Emit the data below verbatim, stripping out any pictures.

⁂

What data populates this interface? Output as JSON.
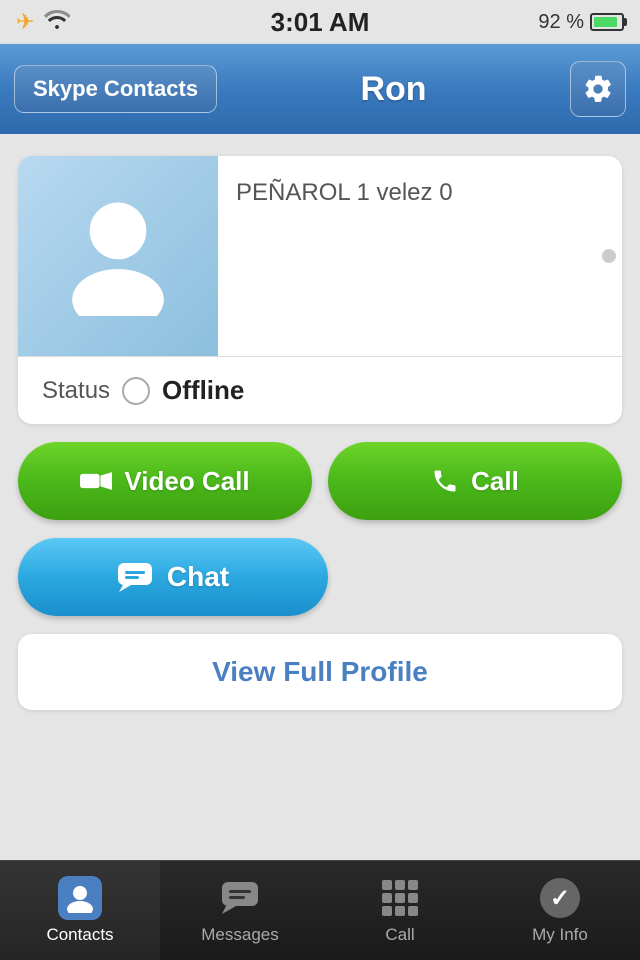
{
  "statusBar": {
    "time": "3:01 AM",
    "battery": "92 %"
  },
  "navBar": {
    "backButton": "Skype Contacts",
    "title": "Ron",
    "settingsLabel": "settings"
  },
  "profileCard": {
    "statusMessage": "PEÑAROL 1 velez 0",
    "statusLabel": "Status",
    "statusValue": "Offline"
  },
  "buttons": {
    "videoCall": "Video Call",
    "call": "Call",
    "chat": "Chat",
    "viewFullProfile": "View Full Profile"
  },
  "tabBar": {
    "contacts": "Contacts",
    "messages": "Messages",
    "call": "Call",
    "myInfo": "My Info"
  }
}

⁂

### EXERCISE SOLUTION
What data populates this interface? Output as JSON.
{
  "statusBar": {
    "time": "3:01 AM",
    "battery": "92 %"
  },
  "navBar": {
    "backButton": "Skype Contacts",
    "title": "Ron",
    "settingsLabel": "settings"
  },
  "profileCard": {
    "statusMessage": "PEÑAROL 1 velez 0",
    "statusLabel": "Status",
    "statusValue": "Offline"
  },
  "buttons": {
    "videoCall": "Video Call",
    "call": "Call",
    "chat": "Chat",
    "viewFullProfile": "View Full Profile"
  },
  "tabBar": {
    "contacts": "Contacts",
    "messages": "Messages",
    "call": "Call",
    "myInfo": "My Info"
  }
}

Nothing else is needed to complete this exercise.